## TASK DETAILS
Sort through the entries below and pull out lines containing the word "информация".

## WORKING DATA
>>
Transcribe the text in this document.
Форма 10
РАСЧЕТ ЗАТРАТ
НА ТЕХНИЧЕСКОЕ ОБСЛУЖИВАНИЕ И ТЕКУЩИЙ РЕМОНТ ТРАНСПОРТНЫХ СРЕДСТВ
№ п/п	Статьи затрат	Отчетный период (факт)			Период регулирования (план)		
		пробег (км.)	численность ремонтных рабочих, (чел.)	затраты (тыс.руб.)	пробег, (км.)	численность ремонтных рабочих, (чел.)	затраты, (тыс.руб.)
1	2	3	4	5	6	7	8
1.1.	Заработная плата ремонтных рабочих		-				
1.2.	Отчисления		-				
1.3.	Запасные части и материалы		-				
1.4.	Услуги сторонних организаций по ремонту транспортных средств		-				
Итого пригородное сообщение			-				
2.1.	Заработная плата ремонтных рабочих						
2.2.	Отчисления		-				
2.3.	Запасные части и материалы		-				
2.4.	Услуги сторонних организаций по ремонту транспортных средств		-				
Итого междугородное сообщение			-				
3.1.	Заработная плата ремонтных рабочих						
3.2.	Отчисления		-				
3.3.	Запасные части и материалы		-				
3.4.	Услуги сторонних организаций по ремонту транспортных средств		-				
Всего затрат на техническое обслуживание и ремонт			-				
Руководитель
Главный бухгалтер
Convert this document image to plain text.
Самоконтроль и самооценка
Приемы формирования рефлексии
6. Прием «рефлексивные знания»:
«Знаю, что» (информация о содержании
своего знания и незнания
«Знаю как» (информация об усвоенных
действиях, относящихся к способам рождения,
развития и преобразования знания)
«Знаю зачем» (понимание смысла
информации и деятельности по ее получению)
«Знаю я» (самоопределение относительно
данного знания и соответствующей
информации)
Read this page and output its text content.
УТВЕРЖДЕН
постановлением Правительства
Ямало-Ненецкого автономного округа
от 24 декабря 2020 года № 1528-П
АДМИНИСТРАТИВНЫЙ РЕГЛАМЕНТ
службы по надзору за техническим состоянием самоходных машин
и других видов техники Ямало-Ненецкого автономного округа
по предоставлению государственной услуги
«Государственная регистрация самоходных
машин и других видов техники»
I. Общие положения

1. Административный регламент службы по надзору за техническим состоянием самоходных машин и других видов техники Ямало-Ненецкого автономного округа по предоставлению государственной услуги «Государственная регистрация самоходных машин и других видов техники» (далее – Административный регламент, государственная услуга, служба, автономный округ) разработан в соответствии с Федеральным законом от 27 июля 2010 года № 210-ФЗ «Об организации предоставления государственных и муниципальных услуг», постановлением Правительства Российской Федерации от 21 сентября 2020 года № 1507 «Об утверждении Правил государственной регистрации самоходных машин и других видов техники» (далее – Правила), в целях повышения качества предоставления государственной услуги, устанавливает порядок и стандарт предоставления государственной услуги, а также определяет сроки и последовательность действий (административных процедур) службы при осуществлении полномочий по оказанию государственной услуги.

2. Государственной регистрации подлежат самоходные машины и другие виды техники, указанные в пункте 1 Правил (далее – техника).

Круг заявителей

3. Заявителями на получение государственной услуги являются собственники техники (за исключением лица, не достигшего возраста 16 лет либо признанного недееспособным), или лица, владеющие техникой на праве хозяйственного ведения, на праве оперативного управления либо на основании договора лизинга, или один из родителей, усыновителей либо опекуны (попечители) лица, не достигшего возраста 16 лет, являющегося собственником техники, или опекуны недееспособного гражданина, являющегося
<<
## IN RESPONSE
«Знаю, что» (информация о содержании
«Знаю как» (информация об усвоенных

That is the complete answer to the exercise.